• Exercise task
Count the lines below that contain "Algorithms". Give only the number.

• Supplied material
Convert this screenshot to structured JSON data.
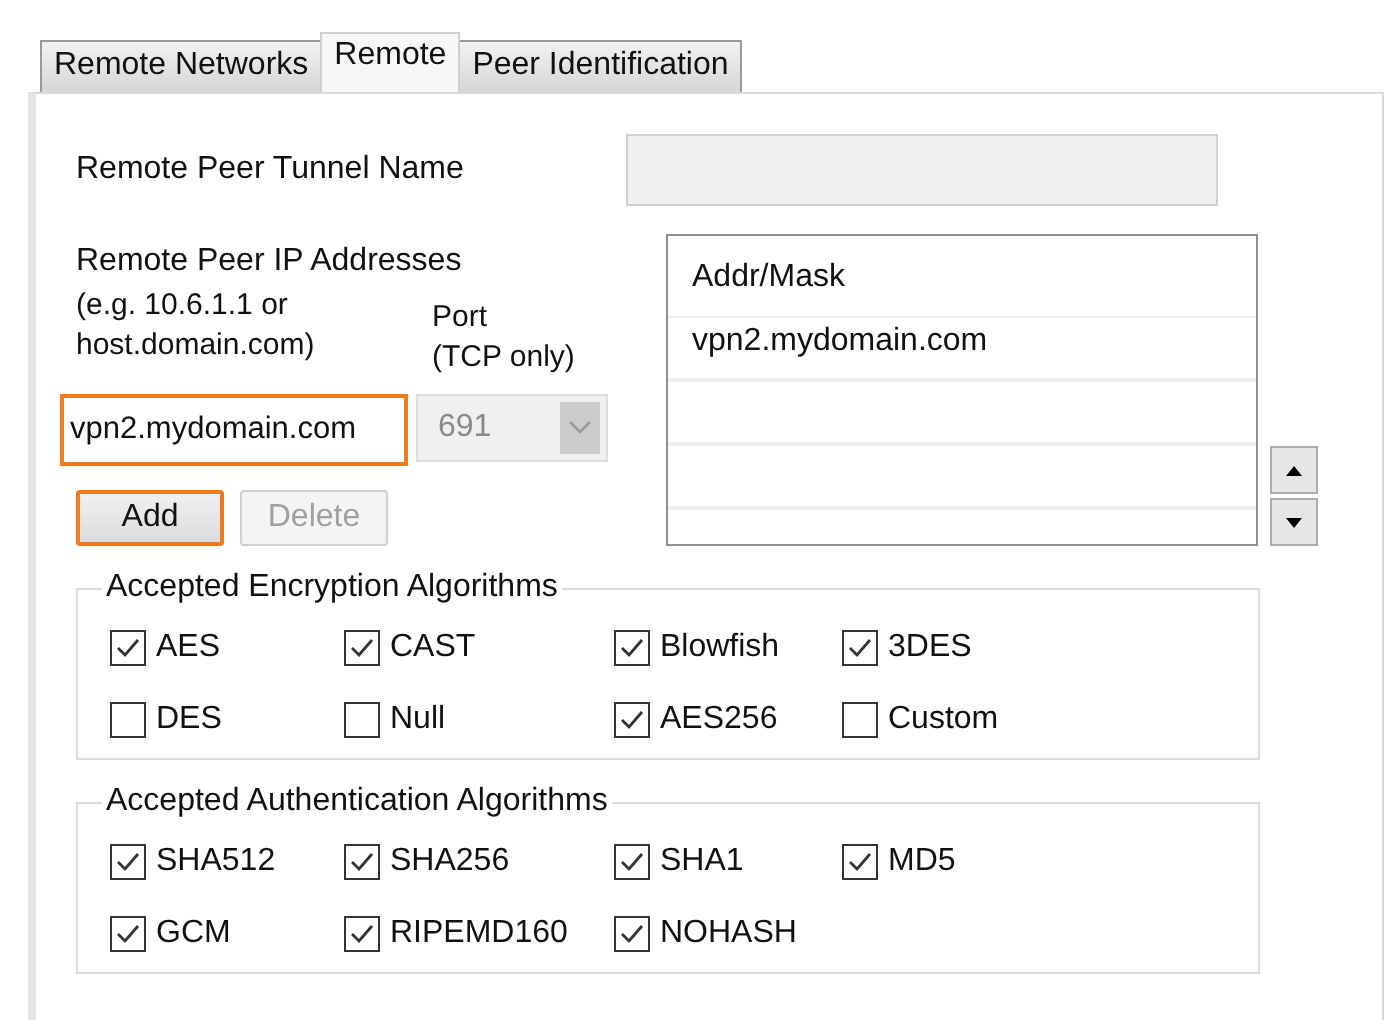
{
  "tabs": [
    {
      "label": "Remote Networks",
      "selected": false
    },
    {
      "label": "Remote",
      "selected": true
    },
    {
      "label": "Peer Identification",
      "selected": false
    }
  ],
  "tunnel_name": {
    "label": "Remote Peer Tunnel Name",
    "disabled": true
  },
  "peer_addresses": {
    "label": "Remote Peer IP Addresses",
    "hint": "(e.g. 10.6.1.1 or\nhost.domain.com)"
  },
  "address_input": {
    "value": "vpn2.mydomain.com",
    "highlighted": true
  },
  "port": {
    "label": "Port\n(TCP only)",
    "value": "691",
    "disabled": true
  },
  "address_list": {
    "column": "Addr/Mask",
    "rows": [
      "vpn2.mydomain.com"
    ]
  },
  "buttons": [
    {
      "label": "Add",
      "disabled": false,
      "highlighted": true
    },
    {
      "label": "Delete",
      "disabled": true,
      "highlighted": false
    }
  ],
  "encryption": {
    "title": "Accepted Encryption Algorithms",
    "options": [
      {
        "label": "AES",
        "checked": true
      },
      {
        "label": "CAST",
        "checked": true
      },
      {
        "label": "Blowfish",
        "checked": true
      },
      {
        "label": "3DES",
        "checked": true
      },
      {
        "label": "DES",
        "checked": false
      },
      {
        "label": "Null",
        "checked": false
      },
      {
        "label": "AES256",
        "checked": true
      },
      {
        "label": "Custom",
        "checked": false
      }
    ]
  },
  "authentication": {
    "title": "Accepted Authentication Algorithms",
    "options": [
      {
        "label": "SHA512",
        "checked": true
      },
      {
        "label": "SHA256",
        "checked": true
      },
      {
        "label": "SHA1",
        "checked": true
      },
      {
        "label": "MD5",
        "checked": true
      },
      {
        "label": "GCM",
        "checked": true
      },
      {
        "label": "RIPEMD160",
        "checked": true
      },
      {
        "label": "NOHASH",
        "checked": true
      }
    ]
  }
}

• Result for this exercise
2